◆ **Records shown**:
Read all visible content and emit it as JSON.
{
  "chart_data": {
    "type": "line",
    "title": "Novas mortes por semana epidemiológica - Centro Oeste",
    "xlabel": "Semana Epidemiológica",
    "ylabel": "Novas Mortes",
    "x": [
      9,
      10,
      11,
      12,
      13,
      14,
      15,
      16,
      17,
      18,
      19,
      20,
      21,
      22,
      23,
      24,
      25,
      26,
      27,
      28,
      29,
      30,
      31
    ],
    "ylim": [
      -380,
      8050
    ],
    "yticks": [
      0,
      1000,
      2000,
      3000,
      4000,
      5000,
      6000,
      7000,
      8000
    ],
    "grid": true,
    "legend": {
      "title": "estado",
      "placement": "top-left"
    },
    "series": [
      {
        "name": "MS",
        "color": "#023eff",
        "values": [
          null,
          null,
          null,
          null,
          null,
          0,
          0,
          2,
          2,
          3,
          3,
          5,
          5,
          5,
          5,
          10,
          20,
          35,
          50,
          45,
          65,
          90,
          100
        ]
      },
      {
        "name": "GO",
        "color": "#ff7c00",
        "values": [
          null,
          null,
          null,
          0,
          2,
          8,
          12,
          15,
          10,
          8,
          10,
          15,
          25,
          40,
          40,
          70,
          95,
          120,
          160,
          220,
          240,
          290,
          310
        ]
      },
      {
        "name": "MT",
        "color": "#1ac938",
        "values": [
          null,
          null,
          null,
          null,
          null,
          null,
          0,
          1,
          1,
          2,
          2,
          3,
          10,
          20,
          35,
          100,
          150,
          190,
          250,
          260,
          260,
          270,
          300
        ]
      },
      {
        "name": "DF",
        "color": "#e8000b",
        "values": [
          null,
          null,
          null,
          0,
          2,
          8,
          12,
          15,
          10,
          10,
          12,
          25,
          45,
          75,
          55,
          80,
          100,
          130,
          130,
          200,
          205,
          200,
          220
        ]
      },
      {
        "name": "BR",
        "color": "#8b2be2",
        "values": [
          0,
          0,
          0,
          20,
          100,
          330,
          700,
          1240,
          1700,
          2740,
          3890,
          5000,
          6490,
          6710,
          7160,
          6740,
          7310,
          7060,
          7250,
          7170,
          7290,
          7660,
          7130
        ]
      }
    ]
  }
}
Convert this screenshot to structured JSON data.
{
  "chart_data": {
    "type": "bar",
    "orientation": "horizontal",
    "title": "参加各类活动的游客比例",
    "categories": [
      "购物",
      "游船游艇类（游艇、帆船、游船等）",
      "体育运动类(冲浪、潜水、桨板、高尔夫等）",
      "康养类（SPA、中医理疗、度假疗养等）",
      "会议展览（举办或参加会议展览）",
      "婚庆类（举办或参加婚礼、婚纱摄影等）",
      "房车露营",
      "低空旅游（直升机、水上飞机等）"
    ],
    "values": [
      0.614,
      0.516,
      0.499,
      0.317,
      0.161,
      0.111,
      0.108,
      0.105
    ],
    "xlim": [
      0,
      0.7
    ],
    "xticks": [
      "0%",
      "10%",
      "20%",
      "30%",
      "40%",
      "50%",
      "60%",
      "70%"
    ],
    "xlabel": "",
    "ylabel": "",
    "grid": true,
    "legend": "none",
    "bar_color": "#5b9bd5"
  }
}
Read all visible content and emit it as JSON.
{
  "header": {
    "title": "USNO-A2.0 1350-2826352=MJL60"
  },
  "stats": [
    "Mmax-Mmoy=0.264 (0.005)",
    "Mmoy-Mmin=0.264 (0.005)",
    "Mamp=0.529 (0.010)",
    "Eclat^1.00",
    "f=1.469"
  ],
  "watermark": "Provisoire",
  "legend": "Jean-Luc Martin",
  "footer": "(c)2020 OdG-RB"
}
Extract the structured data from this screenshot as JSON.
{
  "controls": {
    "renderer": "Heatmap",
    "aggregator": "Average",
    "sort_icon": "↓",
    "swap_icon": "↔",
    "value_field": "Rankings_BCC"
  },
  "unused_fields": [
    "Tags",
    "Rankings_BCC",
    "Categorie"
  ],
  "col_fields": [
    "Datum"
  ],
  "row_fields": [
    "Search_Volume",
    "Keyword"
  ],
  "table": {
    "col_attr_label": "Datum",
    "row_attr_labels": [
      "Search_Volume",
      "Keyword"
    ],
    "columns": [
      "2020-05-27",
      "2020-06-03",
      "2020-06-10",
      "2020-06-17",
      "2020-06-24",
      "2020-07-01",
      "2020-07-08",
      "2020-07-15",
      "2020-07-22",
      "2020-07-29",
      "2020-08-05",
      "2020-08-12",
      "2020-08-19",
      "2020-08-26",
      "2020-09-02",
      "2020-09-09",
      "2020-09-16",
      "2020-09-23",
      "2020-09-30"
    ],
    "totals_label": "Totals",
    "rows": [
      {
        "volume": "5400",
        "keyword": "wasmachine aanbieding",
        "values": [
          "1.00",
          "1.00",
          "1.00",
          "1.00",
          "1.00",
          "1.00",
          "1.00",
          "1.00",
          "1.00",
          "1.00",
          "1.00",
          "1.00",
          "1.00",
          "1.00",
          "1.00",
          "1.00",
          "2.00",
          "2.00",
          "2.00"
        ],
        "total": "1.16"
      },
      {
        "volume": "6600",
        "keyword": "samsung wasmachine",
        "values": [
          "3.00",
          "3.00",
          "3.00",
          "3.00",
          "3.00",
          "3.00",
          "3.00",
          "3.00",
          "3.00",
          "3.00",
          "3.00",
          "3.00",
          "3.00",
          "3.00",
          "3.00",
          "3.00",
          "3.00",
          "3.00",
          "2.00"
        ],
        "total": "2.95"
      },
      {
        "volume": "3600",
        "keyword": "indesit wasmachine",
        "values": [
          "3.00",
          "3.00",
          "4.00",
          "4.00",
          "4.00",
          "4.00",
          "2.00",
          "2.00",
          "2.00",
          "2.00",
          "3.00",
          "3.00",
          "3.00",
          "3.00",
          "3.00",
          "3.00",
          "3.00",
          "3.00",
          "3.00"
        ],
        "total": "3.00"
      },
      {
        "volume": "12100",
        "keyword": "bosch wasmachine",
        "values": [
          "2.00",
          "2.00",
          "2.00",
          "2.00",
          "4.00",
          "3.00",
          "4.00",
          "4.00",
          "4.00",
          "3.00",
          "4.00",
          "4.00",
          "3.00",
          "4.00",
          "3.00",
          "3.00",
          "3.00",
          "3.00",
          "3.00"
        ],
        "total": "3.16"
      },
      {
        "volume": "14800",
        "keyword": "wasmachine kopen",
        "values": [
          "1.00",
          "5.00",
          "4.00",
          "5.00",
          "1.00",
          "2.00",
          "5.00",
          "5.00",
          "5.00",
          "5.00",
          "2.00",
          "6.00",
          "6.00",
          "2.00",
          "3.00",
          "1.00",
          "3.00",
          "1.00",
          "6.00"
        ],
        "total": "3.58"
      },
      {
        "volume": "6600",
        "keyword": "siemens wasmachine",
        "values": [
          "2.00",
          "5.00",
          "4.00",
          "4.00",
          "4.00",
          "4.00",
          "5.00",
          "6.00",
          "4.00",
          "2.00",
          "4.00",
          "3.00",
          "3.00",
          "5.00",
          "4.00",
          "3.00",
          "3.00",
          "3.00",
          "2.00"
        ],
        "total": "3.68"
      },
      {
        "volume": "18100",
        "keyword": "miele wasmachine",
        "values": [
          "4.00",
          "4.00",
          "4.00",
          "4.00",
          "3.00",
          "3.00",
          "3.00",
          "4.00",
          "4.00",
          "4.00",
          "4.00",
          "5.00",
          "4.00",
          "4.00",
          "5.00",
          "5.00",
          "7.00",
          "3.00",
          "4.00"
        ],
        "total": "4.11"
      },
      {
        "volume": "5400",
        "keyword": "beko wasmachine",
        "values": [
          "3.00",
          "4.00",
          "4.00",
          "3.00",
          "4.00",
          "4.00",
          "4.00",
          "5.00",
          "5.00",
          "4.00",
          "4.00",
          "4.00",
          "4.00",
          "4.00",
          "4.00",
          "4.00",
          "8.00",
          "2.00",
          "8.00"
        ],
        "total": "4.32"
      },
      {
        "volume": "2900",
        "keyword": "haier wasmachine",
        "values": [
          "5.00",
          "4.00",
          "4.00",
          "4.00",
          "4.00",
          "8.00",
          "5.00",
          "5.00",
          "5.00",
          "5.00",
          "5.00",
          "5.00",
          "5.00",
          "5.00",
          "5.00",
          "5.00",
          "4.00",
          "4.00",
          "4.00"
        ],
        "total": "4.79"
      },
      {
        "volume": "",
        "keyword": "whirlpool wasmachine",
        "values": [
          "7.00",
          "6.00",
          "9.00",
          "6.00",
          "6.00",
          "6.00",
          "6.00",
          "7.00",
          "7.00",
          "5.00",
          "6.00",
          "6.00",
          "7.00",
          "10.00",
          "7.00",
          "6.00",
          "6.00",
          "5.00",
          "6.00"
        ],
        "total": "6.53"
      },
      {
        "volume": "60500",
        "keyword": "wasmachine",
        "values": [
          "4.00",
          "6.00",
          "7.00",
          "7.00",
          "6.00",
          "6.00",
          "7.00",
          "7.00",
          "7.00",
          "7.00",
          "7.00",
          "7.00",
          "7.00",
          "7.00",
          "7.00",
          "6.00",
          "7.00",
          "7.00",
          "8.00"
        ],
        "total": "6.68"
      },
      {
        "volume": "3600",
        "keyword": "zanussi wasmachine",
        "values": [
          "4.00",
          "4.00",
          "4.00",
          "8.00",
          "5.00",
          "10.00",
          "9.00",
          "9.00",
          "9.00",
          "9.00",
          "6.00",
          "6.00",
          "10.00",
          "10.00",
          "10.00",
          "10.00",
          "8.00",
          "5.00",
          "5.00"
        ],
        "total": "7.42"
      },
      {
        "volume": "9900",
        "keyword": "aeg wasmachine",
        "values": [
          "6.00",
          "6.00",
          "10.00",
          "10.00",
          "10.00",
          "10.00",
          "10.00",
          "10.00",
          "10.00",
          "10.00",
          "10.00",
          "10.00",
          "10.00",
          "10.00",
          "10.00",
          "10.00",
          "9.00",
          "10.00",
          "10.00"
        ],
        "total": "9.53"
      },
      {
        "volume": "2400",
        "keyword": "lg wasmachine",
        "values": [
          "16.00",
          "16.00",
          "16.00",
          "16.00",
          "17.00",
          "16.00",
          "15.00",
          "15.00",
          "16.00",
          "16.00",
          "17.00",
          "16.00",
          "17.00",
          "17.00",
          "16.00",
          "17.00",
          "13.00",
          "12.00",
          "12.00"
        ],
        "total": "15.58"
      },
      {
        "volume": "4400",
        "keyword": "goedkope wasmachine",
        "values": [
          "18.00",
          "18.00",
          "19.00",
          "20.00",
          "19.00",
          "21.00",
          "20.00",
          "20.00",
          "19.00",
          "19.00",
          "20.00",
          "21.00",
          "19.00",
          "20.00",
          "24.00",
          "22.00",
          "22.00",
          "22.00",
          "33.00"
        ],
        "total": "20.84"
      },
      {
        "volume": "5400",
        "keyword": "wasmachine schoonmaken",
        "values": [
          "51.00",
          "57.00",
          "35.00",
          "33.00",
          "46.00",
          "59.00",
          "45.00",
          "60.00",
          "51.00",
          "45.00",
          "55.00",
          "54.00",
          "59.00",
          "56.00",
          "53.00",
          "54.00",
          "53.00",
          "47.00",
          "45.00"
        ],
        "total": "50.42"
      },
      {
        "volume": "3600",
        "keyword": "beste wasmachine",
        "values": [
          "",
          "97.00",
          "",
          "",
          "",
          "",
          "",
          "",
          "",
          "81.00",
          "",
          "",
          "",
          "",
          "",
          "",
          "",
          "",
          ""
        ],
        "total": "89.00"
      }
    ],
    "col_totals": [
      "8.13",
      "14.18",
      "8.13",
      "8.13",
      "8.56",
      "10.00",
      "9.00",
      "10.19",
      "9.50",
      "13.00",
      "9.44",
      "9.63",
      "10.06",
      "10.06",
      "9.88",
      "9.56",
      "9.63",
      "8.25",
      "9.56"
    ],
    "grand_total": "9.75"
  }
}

◆ **The exercise**:
Above are some records. Report the number of their lines that include "Mmoy", and add nothing else.

◆ **Answer to this problem**:
2